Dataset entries
----------------------------------------

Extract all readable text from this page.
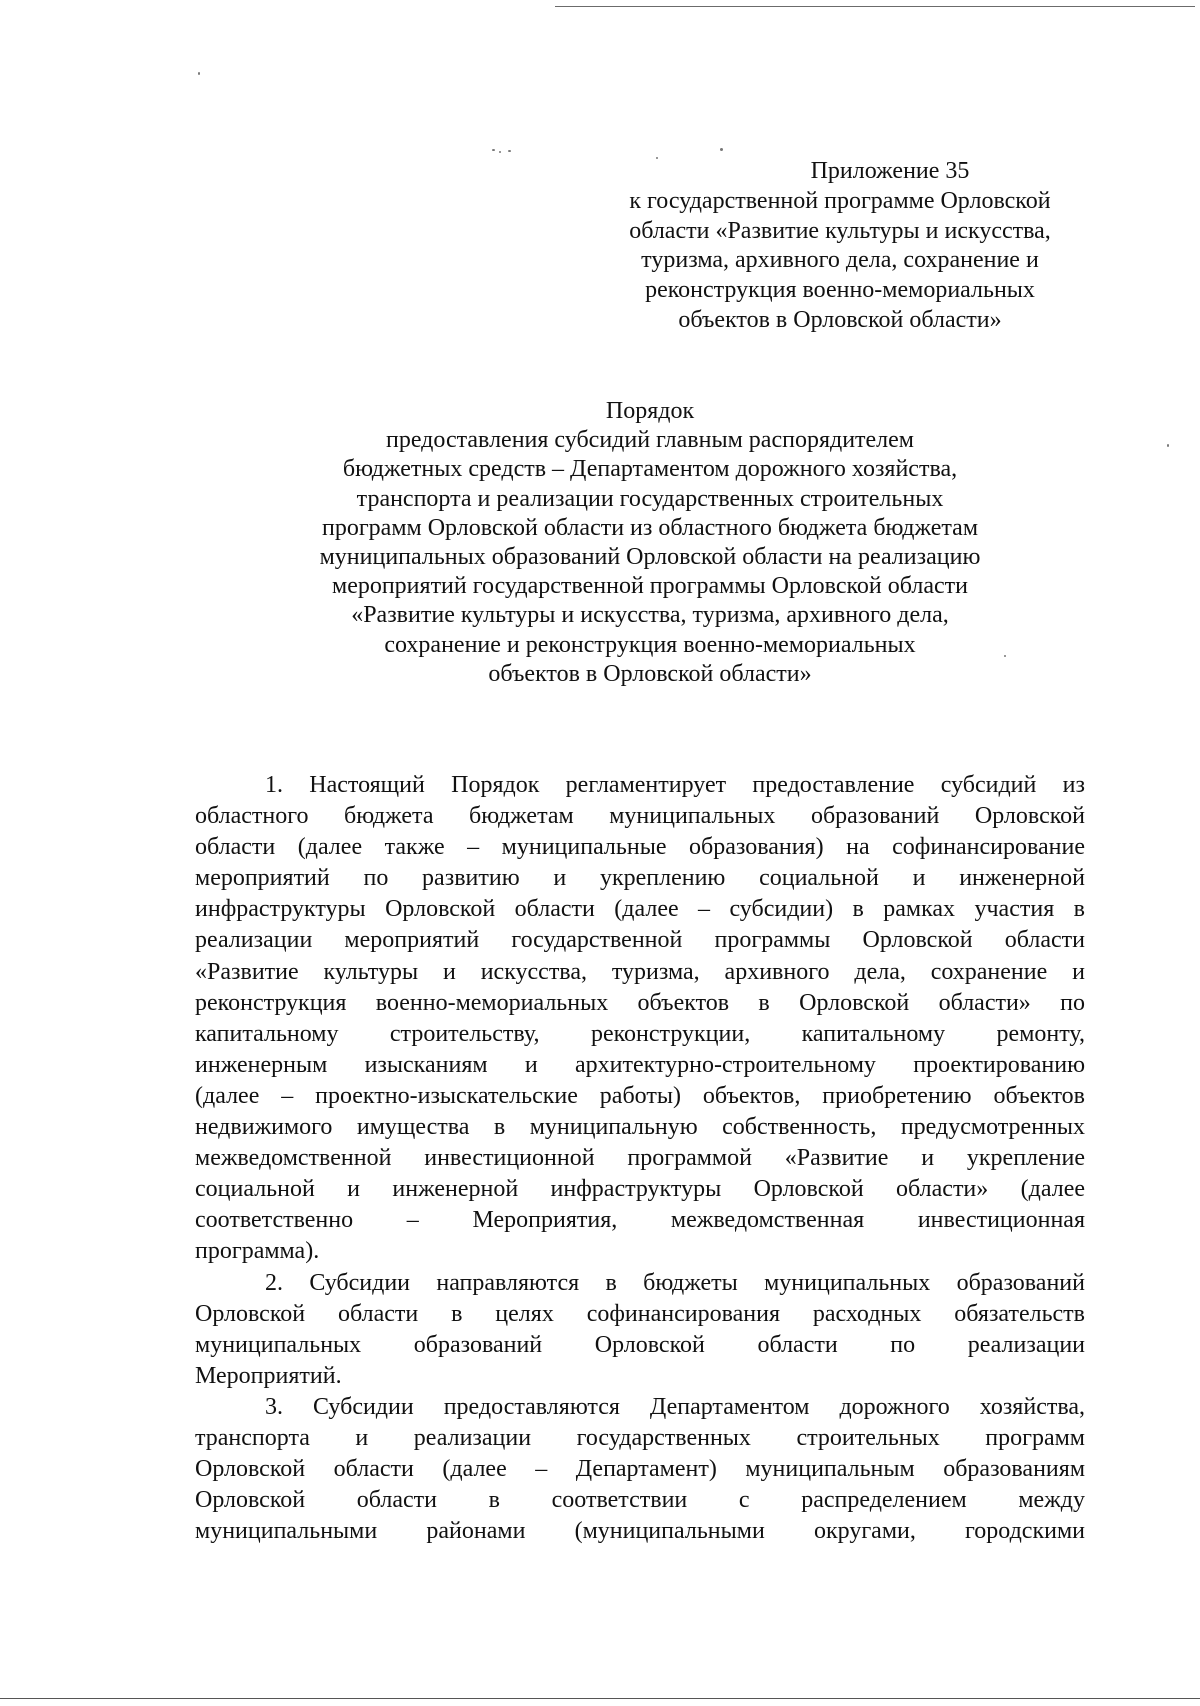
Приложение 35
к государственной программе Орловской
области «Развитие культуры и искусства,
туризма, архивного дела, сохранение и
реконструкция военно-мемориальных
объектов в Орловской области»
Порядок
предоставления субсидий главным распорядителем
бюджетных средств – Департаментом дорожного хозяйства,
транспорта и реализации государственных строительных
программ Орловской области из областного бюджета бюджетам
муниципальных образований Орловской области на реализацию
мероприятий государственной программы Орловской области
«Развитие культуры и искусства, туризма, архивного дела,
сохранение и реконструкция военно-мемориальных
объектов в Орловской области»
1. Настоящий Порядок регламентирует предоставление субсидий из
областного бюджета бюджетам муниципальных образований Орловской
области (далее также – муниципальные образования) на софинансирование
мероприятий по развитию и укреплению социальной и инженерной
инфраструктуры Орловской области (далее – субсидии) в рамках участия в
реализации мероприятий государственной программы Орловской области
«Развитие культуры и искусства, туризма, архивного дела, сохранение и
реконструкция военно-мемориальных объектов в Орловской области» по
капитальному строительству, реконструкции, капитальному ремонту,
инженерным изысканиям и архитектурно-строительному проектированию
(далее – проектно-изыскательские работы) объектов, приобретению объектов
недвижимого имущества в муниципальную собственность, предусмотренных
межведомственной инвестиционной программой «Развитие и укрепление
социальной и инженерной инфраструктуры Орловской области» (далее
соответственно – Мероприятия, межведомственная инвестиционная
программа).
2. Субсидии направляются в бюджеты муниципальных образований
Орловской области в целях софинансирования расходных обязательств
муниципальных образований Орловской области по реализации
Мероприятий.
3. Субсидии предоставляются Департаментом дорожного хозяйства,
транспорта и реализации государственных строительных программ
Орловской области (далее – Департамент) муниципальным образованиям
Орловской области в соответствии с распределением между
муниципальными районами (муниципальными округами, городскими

----------------------------------------

* [Work to complete]:
Pick out, from the lines above, every one that contains the string "реконструкция".

* [Reply]:
реконструкция военно-мемориальных
сохранение и реконструкция военно-мемориальных
реконструкция военно-мемориальных объектов в Орловской области» по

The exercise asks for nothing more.